TASK BRIEF → Can you copy out the material below line for line, leaving every character unchanged?

··· EXTRACTED RECORDS ···

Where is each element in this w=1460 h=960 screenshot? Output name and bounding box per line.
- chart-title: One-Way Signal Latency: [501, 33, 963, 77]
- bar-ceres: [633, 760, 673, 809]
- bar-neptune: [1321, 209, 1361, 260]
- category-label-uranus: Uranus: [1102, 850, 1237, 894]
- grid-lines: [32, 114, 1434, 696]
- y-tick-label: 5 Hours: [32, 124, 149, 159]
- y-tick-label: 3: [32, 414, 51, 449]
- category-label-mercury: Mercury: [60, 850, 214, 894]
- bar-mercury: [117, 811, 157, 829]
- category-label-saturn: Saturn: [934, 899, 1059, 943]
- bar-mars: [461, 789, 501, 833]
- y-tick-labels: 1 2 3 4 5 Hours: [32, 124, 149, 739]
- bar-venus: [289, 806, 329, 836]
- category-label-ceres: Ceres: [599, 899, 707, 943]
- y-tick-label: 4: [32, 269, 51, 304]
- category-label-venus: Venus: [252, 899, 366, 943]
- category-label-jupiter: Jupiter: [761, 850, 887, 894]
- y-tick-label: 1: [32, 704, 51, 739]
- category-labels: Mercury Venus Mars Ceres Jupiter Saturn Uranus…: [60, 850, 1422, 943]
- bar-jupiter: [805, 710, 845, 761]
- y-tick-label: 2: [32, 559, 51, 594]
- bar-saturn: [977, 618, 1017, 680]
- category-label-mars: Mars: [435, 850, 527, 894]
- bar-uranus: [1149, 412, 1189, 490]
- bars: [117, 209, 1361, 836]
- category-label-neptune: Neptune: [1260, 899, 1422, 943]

···

WRITTEN REPLY →
Where is each element in this w=1460 h=960 screenshot? Output name and bounding box per line.
- chart-title: One-Way Signal Latency: [501, 33, 963, 77]
- bar-ceres: [633, 760, 673, 809]
- bar-neptune: [1321, 209, 1361, 260]
- category-label-uranus: Uranus: [1102, 850, 1237, 894]
- grid-lines: [32, 114, 1434, 696]
- y-tick-label: 5 Hours: [32, 124, 149, 159]
- y-tick-label: 3: [32, 414, 51, 449]
- category-label-mercury: Mercury: [60, 850, 214, 894]
- bar-mercury: [117, 811, 157, 829]
- category-label-saturn: Saturn: [934, 899, 1059, 943]
- bar-mars: [461, 789, 501, 833]
- y-tick-labels: 1 2 3 4 5 Hours: [32, 124, 149, 739]
- bar-venus: [289, 806, 329, 836]
- category-label-ceres: Ceres: [599, 899, 707, 943]
- y-tick-label: 4: [32, 269, 51, 304]
- category-label-venus: Venus: [252, 899, 366, 943]
- category-label-jupiter: Jupiter: [761, 850, 887, 894]
- y-tick-label: 1: [32, 704, 51, 739]
- category-labels: Mercury Venus Mars Ceres Jupiter Saturn Uranus…: [60, 850, 1422, 943]
- bar-jupiter: [805, 710, 845, 761]
- y-tick-label: 2: [32, 559, 51, 594]
- bar-saturn: [977, 618, 1017, 680]
- category-label-mars: Mars: [435, 850, 527, 894]
- bar-uranus: [1149, 412, 1189, 490]
- bars: [117, 209, 1361, 836]
- category-label-neptune: Neptune: [1260, 899, 1422, 943]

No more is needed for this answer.